Repeat the material below word for word and leave out all pictures.

[Extracted data entries]
------

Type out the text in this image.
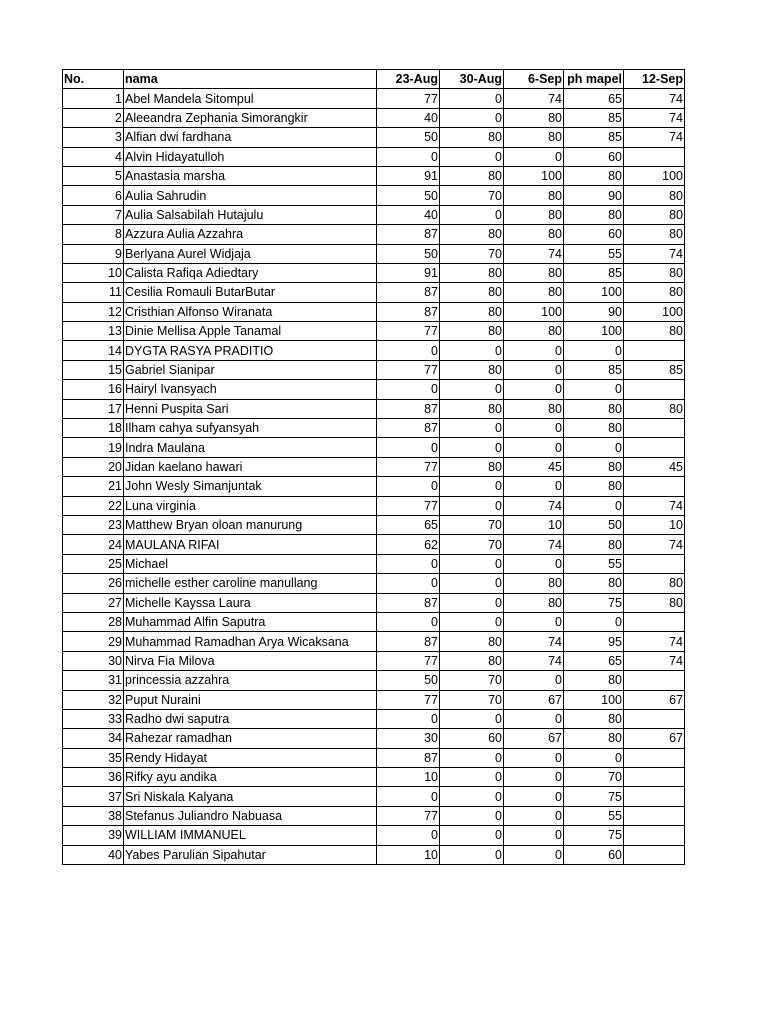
No.	nama	23-Aug	30-Aug	6-Sep	ph mapel	12-Sep
1	Abel Mandela Sitompul	77	0	74	65	74
2	Aleeandra Zephania Simorangkir	40	0	80	85	74
3	Alfian dwi fardhana	50	80	80	85	74
4	Alvin Hidayatulloh	0	0	0	60	
5	Anastasia marsha	91	80	100	80	100
6	Aulia Sahrudin	50	70	80	90	80
7	Aulia Salsabilah Hutajulu	40	0	80	80	80
8	Azzura Aulia Azzahra	87	80	80	60	80
9	Berlyana Aurel Widjaja	50	70	74	55	74
10	Calista Rafiqa Adiedtary	91	80	80	85	80
11	Cesilia Romauli ButarButar	87	80	80	100	80
12	Cristhian Alfonso Wiranata	87	80	100	90	100
13	Dinie Mellisa Apple Tanamal	77	80	80	100	80
14	DYGTA RASYA PRADITIO	0	0	0	0	
15	Gabriel Sianipar	77	80	0	85	85
16	Hairyl Ivansyach	0	0	0	0	
17	Henni Puspita Sari	87	80	80	80	80
18	Ilham cahya sufyansyah	87	0	0	80	
19	Indra Maulana	0	0	0	0	
20	Jidan kaelano hawari	77	80	45	80	45
21	John Wesly Simanjuntak	0	0	0	80	
22	Luna virginia	77	0	74	0	74
23	Matthew Bryan oloan manurung	65	70	10	50	10
24	MAULANA RIFAI	62	70	74	80	74
25	Michael	0	0	0	55	
26	michelle esther caroline manullang	0	0	80	80	80
27	Michelle Kayssa Laura	87	0	80	75	80
28	Muhammad Alfin Saputra	0	0	0	0	
29	Muhammad Ramadhan Arya Wicaksana	87	80	74	95	74
30	Nirva Fia Milova	77	80	74	65	74
31	princessia azzahra	50	70	0	80	
32	Puput Nuraini	77	70	67	100	67
33	Radho dwi saputra	0	0	0	80	
34	Rahezar ramadhan	30	60	67	80	67
35	Rendy Hidayat	87	0	0	0	
36	Rifky ayu andika	10	0	0	70	
37	Sri Niskala Kalyana	0	0	0	75	
38	Stefanus Juliandro Nabuasa	77	0	0	55	
39	WILLIAM IMMANUEL	0	0	0	75	
40	Yabes Parulian Sipahutar	10	0	0	60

------

→ Finished task
Type out the text in this image.
No.	nama	23-Aug	30-Aug	6-Sep	ph mapel	12-Sep
1	Abel Mandela Sitompul	77	0	74	65	74
2	Aleeandra Zephania Simorangkir	40	0	80	85	74
3	Alfian dwi fardhana	50	80	80	85	74
4	Alvin Hidayatulloh	0	0	0	60	
5	Anastasia marsha	91	80	100	80	100
6	Aulia Sahrudin	50	70	80	90	80
7	Aulia Salsabilah Hutajulu	40	0	80	80	80
8	Azzura Aulia Azzahra	87	80	80	60	80
9	Berlyana Aurel Widjaja	50	70	74	55	74
10	Calista Rafiqa Adiedtary	91	80	80	85	80
11	Cesilia Romauli ButarButar	87	80	80	100	80
12	Cristhian Alfonso Wiranata	87	80	100	90	100
13	Dinie Mellisa Apple Tanamal	77	80	80	100	80
14	DYGTA RASYA PRADITIO	0	0	0	0	
15	Gabriel Sianipar	77	80	0	85	85
16	Hairyl Ivansyach	0	0	0	0	
17	Henni Puspita Sari	87	80	80	80	80
18	Ilham cahya sufyansyah	87	0	0	80	
19	Indra Maulana	0	0	0	0	
20	Jidan kaelano hawari	77	80	45	80	45
21	John Wesly Simanjuntak	0	0	0	80	
22	Luna virginia	77	0	74	0	74
23	Matthew Bryan oloan manurung	65	70	10	50	10
24	MAULANA RIFAI	62	70	74	80	74
25	Michael	0	0	0	55	
26	michelle esther caroline manullang	0	0	80	80	80
27	Michelle Kayssa Laura	87	0	80	75	80
28	Muhammad Alfin Saputra	0	0	0	0	
29	Muhammad Ramadhan Arya Wicaksana	87	80	74	95	74
30	Nirva Fia Milova	77	80	74	65	74
31	princessia azzahra	50	70	0	80	
32	Puput Nuraini	77	70	67	100	67
33	Radho dwi saputra	0	0	0	80	
34	Rahezar ramadhan	30	60	67	80	67
35	Rendy Hidayat	87	0	0	0	
36	Rifky ayu andika	10	0	0	70	
37	Sri Niskala Kalyana	0	0	0	75	
38	Stefanus Juliandro Nabuasa	77	0	0	55	
39	WILLIAM IMMANUEL	0	0	0	75	
40	Yabes Parulian Sipahutar	10	0	0	60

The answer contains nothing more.